What to do:
Comb the records below for the string "Spectral" and copy each line where it turns up.

Provided data:
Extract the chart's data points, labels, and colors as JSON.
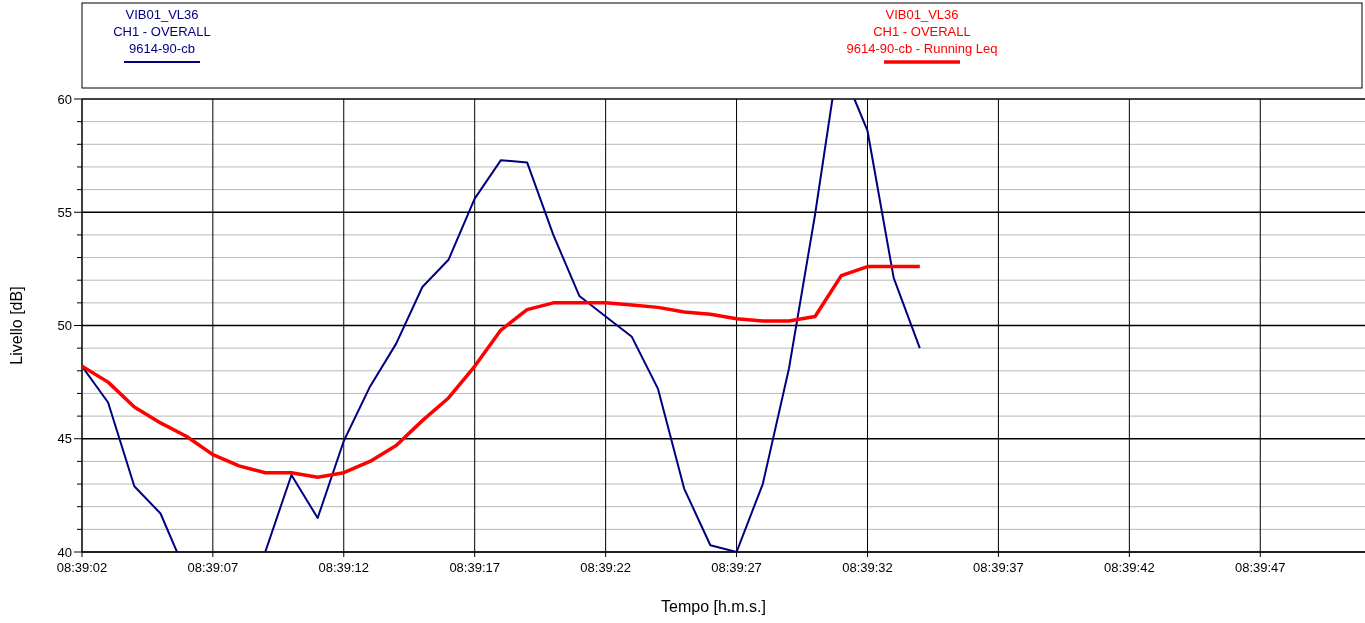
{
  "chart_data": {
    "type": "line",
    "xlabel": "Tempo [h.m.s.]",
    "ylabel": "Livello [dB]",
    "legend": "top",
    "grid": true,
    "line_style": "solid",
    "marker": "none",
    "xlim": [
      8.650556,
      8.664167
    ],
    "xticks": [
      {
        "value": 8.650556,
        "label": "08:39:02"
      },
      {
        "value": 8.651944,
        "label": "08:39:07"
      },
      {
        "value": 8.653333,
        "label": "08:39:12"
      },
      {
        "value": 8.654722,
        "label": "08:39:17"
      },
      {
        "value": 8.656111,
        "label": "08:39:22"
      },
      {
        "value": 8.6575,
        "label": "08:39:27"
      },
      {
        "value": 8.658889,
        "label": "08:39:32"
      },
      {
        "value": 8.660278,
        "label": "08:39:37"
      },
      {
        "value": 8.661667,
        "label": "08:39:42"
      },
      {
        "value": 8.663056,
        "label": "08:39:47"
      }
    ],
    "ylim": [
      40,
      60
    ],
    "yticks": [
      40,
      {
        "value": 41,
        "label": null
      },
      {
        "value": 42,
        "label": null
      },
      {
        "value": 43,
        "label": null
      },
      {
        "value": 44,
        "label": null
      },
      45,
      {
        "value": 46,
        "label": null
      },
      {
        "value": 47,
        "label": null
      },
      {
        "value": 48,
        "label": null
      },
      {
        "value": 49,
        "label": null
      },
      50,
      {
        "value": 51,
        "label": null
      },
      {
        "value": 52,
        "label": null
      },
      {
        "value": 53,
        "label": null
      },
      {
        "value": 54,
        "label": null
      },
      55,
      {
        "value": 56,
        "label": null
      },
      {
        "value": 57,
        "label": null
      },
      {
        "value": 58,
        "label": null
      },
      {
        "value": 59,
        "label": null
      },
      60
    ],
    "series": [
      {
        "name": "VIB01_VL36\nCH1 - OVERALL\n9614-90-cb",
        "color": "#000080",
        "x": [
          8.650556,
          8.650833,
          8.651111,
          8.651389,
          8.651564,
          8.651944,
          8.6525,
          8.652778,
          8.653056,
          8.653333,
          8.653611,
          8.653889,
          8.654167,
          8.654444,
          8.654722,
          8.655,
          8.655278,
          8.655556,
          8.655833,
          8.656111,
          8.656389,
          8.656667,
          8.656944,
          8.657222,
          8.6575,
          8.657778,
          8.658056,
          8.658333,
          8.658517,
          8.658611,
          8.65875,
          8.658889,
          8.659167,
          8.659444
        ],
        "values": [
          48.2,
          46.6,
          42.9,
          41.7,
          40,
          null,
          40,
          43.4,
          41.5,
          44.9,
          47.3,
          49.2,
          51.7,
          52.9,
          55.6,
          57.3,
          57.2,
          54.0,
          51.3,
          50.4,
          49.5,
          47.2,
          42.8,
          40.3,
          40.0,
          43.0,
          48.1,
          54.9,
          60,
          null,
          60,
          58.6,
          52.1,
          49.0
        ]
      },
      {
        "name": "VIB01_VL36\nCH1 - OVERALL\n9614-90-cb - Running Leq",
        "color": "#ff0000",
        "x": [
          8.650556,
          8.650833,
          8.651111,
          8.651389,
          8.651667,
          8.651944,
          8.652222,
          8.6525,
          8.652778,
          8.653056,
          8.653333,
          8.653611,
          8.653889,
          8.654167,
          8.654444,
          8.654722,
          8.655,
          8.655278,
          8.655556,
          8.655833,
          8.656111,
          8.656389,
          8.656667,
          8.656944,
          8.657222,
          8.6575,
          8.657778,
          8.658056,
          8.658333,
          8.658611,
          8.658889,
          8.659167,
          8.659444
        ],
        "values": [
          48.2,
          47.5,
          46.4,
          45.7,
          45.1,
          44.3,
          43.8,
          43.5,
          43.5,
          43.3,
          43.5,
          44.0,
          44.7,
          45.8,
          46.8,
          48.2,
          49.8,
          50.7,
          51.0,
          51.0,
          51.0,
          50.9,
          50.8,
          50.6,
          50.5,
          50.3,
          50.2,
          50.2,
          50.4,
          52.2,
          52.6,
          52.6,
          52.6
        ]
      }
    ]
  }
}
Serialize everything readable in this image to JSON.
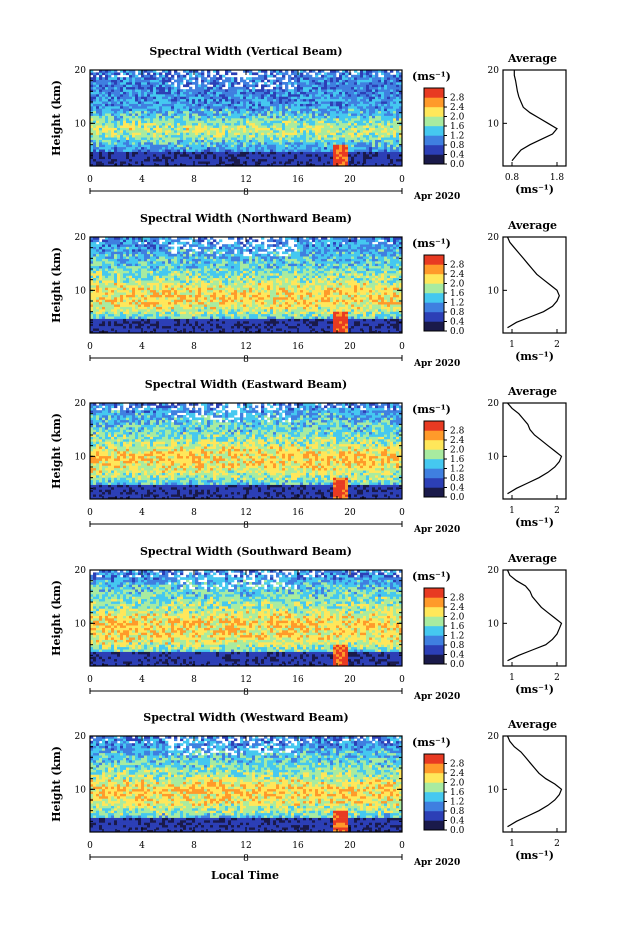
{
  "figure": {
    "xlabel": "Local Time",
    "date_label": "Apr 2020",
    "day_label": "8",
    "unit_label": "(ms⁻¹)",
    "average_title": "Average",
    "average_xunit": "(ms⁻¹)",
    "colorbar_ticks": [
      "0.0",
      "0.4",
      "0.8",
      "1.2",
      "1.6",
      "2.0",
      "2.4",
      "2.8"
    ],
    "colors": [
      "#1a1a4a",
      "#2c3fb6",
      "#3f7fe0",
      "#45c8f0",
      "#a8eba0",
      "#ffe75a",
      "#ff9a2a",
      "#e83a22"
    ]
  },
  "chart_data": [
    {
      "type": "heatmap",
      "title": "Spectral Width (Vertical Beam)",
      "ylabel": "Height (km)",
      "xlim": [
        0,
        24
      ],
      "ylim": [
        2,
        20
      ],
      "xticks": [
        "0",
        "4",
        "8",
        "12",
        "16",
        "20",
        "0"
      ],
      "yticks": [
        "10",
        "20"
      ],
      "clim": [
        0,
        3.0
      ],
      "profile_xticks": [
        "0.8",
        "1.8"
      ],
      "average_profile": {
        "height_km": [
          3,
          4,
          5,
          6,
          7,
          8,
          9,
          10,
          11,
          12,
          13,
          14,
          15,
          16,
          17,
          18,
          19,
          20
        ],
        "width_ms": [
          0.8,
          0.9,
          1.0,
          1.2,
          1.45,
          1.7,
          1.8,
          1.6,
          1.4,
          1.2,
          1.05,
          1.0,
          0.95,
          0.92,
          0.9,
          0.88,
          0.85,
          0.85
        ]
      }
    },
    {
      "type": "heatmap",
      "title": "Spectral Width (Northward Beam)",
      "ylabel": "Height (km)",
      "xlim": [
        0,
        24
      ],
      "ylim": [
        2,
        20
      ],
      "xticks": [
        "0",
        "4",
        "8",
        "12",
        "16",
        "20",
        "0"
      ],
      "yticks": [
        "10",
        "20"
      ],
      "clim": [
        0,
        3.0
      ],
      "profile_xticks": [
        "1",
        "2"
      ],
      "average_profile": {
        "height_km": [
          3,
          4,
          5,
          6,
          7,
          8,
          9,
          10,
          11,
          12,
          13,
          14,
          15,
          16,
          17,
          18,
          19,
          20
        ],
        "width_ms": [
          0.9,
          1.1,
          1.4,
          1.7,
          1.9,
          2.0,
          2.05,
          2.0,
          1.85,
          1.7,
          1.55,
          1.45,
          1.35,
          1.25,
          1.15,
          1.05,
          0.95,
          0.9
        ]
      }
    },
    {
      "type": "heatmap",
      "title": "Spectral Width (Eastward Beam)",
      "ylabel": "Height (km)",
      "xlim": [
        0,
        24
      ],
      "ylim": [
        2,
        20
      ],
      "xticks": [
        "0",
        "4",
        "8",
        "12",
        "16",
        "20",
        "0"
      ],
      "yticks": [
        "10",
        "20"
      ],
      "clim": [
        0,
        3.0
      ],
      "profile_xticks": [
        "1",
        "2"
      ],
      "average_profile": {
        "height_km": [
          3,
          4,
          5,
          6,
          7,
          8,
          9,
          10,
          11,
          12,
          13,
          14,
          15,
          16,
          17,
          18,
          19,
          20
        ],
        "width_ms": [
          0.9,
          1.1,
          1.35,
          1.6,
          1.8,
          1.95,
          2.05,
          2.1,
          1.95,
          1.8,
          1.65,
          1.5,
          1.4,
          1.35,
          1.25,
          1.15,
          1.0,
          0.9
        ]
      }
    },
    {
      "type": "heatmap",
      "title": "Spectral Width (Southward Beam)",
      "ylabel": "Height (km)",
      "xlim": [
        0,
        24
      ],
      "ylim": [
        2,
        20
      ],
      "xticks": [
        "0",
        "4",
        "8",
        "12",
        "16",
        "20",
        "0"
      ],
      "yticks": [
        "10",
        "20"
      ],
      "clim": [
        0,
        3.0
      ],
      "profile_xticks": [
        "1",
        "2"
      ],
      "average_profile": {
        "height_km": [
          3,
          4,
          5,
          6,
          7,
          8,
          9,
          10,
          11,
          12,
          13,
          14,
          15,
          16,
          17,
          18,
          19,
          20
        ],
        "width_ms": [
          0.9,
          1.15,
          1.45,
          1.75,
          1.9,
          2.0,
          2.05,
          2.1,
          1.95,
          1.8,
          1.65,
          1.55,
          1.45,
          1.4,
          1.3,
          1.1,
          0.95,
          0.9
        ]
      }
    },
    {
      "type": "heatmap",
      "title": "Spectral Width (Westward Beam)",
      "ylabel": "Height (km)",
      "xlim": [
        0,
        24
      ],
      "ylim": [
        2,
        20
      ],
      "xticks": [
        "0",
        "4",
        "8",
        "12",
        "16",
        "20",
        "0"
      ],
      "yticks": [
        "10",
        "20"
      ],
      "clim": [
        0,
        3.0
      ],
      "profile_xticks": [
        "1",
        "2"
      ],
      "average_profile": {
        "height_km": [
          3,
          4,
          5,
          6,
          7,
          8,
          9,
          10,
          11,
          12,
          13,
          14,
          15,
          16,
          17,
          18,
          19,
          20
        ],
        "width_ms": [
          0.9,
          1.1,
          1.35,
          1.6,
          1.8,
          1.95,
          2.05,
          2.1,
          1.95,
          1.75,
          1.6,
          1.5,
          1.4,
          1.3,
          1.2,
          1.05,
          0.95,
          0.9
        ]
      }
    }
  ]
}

Correct result:
      "title": "Spectral Width (Vertical Beam)",
      "title": "Spectral Width (Northward Beam)",
      "title": "Spectral Width (Eastward Beam)",
      "title": "Spectral Width (Southward Beam)",
      "title": "Spectral Width (Westward Beam)",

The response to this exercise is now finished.